Provide nothing beyond the count of lines that include the string "JSON".

══════════

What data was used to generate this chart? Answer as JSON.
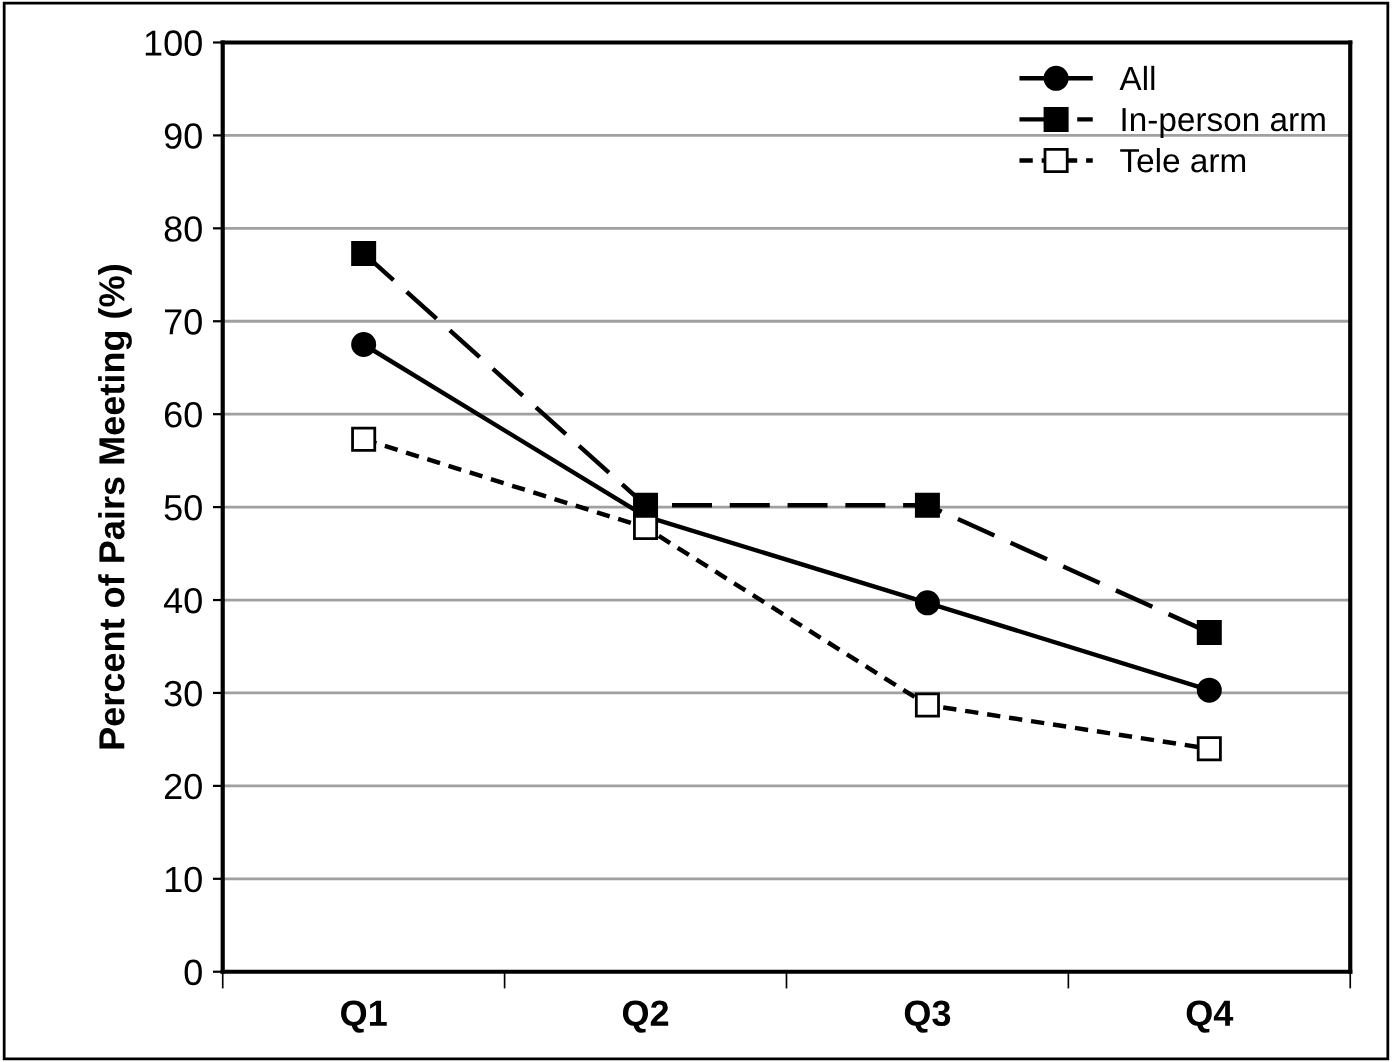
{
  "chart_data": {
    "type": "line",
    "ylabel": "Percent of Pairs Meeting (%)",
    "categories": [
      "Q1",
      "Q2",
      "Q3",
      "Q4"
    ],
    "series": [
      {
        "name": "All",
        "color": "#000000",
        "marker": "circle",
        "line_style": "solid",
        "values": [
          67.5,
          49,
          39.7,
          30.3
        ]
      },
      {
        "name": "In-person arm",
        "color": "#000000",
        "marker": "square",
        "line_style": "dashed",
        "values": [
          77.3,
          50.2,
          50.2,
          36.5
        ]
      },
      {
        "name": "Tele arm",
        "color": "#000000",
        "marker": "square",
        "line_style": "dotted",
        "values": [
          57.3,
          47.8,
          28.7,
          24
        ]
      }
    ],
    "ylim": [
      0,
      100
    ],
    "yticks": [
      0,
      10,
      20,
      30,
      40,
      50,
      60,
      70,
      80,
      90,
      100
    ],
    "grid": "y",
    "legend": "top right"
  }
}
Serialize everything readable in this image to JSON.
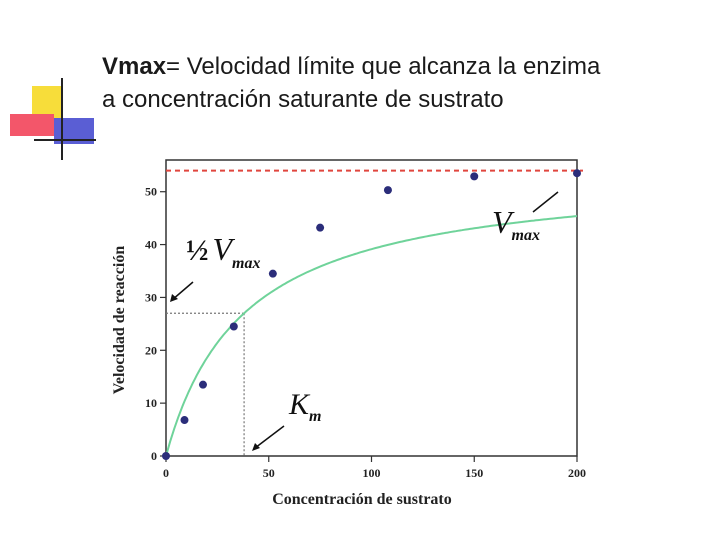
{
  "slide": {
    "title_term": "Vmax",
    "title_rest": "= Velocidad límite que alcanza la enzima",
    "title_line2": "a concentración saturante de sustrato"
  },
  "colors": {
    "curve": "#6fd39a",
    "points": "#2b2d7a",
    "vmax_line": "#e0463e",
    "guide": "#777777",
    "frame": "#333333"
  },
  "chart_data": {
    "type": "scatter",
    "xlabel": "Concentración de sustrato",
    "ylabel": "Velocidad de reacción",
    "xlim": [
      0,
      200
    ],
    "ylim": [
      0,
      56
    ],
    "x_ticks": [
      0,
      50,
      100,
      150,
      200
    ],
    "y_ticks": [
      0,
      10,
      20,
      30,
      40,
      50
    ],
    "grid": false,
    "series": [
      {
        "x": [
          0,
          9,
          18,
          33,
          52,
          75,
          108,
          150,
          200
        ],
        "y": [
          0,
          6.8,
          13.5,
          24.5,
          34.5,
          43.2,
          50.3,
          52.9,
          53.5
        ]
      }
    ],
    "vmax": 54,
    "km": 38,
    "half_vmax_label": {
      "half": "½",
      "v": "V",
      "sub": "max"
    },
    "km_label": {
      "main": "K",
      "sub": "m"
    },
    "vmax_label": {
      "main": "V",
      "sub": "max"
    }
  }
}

══════════

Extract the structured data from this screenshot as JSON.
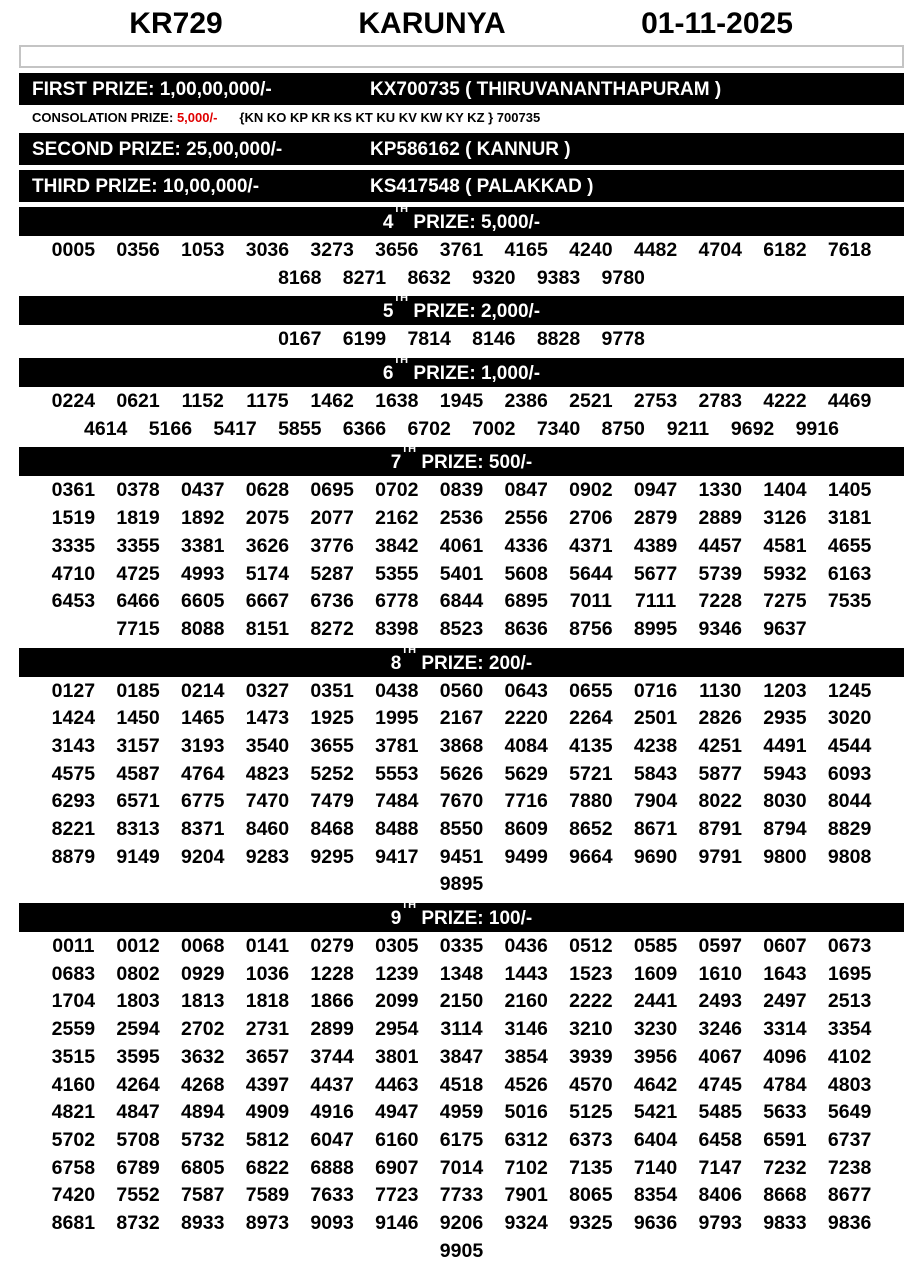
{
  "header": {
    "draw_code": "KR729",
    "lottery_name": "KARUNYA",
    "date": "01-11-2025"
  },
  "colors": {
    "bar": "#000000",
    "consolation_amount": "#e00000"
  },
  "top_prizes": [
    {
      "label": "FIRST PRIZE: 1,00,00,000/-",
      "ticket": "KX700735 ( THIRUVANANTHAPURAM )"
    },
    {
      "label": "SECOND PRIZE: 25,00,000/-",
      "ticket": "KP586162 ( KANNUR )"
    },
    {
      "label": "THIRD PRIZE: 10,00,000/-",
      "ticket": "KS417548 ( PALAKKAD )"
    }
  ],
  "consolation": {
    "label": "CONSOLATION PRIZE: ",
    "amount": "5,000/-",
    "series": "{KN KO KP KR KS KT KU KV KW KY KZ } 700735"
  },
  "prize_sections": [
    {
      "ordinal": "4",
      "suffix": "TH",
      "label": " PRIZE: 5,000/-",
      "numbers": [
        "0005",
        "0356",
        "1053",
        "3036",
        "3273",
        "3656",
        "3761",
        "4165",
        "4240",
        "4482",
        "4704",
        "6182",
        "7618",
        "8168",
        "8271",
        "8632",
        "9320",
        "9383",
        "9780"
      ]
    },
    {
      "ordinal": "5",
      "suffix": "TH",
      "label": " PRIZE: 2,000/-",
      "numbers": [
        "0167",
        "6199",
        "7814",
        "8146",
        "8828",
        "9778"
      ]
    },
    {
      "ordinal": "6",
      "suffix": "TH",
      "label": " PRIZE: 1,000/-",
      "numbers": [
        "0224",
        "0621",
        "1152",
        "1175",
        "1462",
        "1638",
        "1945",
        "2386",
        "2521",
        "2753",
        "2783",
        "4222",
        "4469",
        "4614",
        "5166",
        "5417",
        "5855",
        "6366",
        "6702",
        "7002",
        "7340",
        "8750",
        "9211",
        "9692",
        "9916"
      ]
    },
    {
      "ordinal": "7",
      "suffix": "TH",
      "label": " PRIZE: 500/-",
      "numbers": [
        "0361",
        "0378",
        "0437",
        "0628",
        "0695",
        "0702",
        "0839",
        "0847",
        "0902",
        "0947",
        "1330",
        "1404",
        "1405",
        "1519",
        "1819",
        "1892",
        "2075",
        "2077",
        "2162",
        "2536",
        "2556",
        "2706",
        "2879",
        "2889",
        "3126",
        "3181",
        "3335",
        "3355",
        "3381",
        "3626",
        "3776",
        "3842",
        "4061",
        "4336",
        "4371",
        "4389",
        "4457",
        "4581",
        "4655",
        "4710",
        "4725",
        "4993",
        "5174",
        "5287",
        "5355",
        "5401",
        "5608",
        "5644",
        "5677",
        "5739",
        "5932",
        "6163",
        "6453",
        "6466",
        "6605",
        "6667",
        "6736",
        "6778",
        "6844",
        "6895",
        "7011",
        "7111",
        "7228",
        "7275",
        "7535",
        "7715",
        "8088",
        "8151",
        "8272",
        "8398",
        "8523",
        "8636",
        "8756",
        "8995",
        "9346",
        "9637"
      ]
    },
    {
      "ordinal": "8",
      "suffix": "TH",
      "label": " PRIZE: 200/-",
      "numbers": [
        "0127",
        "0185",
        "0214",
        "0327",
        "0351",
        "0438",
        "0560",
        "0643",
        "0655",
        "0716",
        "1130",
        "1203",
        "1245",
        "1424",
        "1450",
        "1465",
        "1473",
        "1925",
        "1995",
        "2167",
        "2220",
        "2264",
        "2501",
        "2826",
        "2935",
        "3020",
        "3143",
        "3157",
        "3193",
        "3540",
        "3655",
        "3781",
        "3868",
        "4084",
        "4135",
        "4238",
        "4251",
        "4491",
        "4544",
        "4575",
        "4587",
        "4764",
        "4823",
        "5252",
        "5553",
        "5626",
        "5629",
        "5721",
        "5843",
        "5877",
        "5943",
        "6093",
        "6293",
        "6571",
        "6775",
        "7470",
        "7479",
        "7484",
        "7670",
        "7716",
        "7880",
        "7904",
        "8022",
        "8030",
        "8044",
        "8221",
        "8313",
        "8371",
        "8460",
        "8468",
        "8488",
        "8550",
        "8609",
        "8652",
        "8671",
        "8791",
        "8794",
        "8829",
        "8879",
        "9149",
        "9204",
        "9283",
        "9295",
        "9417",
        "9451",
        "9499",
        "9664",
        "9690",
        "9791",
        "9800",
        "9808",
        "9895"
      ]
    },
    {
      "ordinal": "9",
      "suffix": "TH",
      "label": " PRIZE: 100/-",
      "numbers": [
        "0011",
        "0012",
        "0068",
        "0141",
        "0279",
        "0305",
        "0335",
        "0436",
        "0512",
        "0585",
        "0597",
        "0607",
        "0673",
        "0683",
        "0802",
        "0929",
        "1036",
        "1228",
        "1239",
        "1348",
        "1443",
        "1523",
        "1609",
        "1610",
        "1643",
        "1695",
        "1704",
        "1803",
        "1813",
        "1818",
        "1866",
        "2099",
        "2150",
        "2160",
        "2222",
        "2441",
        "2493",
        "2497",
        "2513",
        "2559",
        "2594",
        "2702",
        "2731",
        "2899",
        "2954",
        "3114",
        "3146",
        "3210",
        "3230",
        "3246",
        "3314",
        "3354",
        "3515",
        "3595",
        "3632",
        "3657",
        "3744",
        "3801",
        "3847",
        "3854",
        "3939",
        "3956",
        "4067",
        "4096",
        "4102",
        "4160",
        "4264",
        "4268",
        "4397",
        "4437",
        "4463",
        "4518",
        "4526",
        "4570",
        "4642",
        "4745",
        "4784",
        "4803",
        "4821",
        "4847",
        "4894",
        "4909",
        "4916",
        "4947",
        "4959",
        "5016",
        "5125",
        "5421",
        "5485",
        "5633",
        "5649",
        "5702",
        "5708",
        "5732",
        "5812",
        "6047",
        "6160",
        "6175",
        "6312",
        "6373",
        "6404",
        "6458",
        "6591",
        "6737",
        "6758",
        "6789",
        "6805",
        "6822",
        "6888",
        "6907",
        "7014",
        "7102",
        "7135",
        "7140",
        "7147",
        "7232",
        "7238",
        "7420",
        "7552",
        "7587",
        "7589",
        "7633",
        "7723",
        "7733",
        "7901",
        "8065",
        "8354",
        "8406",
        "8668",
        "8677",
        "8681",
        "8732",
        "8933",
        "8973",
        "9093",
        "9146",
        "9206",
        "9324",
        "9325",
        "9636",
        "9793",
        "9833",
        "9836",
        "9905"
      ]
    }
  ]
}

══════════

**RESULT**: 3